Dataset records
——————
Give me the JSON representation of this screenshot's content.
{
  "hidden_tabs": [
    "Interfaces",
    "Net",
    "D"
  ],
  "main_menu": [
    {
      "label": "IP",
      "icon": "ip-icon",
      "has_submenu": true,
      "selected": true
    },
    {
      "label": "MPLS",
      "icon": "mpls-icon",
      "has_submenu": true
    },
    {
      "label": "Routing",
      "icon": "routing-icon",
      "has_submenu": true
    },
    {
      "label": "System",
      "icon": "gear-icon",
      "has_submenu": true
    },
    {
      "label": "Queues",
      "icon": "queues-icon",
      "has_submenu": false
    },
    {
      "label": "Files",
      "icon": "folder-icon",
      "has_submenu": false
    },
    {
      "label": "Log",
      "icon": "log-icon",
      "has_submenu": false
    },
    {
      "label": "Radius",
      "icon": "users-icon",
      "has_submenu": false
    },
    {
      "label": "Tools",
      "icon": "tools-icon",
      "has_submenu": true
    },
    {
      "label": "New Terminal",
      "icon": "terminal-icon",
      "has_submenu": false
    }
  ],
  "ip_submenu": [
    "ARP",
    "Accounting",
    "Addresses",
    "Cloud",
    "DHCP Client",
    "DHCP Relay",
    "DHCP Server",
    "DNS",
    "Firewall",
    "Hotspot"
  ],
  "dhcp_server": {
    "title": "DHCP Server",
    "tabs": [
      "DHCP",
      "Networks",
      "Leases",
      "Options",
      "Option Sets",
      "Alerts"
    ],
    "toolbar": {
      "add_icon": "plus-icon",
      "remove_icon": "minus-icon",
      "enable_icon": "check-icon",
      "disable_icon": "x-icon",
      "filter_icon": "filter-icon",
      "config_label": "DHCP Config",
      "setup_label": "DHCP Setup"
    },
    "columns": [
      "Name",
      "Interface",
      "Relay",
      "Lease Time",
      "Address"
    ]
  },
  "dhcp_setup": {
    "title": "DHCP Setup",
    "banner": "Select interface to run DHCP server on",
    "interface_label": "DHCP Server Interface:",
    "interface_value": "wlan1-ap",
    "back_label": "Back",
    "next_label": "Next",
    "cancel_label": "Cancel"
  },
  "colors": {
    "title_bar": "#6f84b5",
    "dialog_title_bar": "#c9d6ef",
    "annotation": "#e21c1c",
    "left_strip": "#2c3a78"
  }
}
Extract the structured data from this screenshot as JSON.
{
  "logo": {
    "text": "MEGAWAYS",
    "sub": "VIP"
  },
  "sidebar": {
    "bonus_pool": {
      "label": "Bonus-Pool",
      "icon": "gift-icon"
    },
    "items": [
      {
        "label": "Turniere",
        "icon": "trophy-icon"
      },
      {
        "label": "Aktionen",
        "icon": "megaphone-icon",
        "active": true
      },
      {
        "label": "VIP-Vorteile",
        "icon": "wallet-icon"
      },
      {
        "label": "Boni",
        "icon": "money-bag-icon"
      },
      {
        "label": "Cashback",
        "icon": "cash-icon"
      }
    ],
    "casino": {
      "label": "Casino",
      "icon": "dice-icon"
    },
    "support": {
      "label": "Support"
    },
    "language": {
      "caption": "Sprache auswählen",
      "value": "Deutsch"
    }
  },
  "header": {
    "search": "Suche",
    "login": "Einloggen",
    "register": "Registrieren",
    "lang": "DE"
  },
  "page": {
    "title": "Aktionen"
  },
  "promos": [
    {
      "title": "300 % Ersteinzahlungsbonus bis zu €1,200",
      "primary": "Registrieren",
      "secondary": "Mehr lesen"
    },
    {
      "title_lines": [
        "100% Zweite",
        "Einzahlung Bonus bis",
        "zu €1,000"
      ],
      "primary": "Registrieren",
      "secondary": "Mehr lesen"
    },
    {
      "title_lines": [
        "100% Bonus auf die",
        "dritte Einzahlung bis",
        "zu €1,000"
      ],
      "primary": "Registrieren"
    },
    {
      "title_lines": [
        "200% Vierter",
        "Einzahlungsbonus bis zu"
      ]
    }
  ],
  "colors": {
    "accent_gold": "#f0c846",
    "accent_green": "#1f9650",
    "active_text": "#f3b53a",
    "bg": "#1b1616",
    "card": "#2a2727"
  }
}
——————
* _Exercise task_:
Locate all lines in the listing above with the word "screenshot". Copy them.

* _Completed exercise_:
Give me the JSON representation of this screenshot's content.
Extract the structured data from this screenshot as JSON.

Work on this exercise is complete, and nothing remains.